• Brief: Please copy all of the data below line for line, changing nothing.

• Material provided:

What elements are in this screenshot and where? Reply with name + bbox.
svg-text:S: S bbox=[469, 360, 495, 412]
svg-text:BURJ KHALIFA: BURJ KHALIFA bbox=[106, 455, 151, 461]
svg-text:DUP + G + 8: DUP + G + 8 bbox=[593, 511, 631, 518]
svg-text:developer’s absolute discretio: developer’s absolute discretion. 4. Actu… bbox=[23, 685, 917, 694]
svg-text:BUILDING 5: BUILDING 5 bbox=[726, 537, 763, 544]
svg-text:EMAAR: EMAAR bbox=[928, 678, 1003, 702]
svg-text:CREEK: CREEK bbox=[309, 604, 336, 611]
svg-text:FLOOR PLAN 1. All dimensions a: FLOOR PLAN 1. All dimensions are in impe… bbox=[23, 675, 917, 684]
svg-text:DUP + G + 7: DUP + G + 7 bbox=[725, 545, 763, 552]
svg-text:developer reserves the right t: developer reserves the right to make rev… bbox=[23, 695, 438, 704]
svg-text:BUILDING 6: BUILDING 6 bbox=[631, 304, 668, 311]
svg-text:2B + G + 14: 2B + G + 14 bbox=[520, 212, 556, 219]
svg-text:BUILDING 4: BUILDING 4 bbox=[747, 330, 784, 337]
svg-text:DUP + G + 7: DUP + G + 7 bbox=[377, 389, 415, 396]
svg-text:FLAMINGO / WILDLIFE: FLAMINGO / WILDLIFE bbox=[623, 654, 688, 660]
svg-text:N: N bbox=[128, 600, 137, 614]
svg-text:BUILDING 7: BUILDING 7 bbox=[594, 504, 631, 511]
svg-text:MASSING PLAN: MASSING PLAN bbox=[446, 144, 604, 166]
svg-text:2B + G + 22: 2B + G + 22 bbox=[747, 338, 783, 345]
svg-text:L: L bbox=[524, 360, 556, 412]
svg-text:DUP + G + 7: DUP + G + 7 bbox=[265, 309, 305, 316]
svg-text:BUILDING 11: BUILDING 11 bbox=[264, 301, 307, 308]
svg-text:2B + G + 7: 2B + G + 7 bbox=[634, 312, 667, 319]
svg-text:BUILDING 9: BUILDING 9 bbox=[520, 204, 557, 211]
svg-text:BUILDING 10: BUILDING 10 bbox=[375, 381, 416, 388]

• Right answer:
What elements are in this screenshot and where? Reply with name + bbox.
svg-text:S: S bbox=[469, 360, 495, 412]
svg-text:BURJ KHALIFA: BURJ KHALIFA bbox=[106, 455, 151, 461]
svg-text:DUP + G + 8: DUP + G + 8 bbox=[593, 511, 631, 518]
svg-text:developer’s absolute discretio: developer’s absolute discretion. 4. Actu… bbox=[23, 685, 917, 694]
svg-text:BUILDING 5: BUILDING 5 bbox=[726, 537, 763, 544]
svg-text:EMAAR: EMAAR bbox=[928, 678, 1003, 702]
svg-text:CREEK: CREEK bbox=[309, 604, 336, 611]
svg-text:FLOOR PLAN 1. All dimensions a: FLOOR PLAN 1. All dimensions are in impe… bbox=[23, 675, 917, 684]
svg-text:DUP + G + 7: DUP + G + 7 bbox=[725, 545, 763, 552]
svg-text:developer reserves the right t: developer reserves the right to make rev… bbox=[23, 695, 438, 704]
svg-text:BUILDING 6: BUILDING 6 bbox=[631, 304, 668, 311]
svg-text:2B + G + 14: 2B + G + 14 bbox=[520, 212, 556, 219]
svg-text:BUILDING 4: BUILDING 4 bbox=[747, 330, 784, 337]
svg-text:DUP + G + 7: DUP + G + 7 bbox=[377, 389, 415, 396]
svg-text:FLAMINGO / WILDLIFE: FLAMINGO / WILDLIFE bbox=[623, 654, 688, 660]
svg-text:N: N bbox=[128, 600, 137, 614]
svg-text:BUILDING 7: BUILDING 7 bbox=[594, 504, 631, 511]
svg-text:MASSING PLAN: MASSING PLAN bbox=[446, 144, 604, 166]
svg-text:2B + G + 22: 2B + G + 22 bbox=[747, 338, 783, 345]
svg-text:L: L bbox=[524, 360, 556, 412]
svg-text:DUP + G + 7: DUP + G + 7 bbox=[265, 309, 305, 316]
svg-text:BUILDING 11: BUILDING 11 bbox=[264, 301, 307, 308]
svg-text:2B + G + 7: 2B + G + 7 bbox=[634, 312, 667, 319]
svg-text:BUILDING 9: BUILDING 9 bbox=[520, 204, 557, 211]
svg-text:BUILDING 10: BUILDING 10 bbox=[375, 381, 416, 388]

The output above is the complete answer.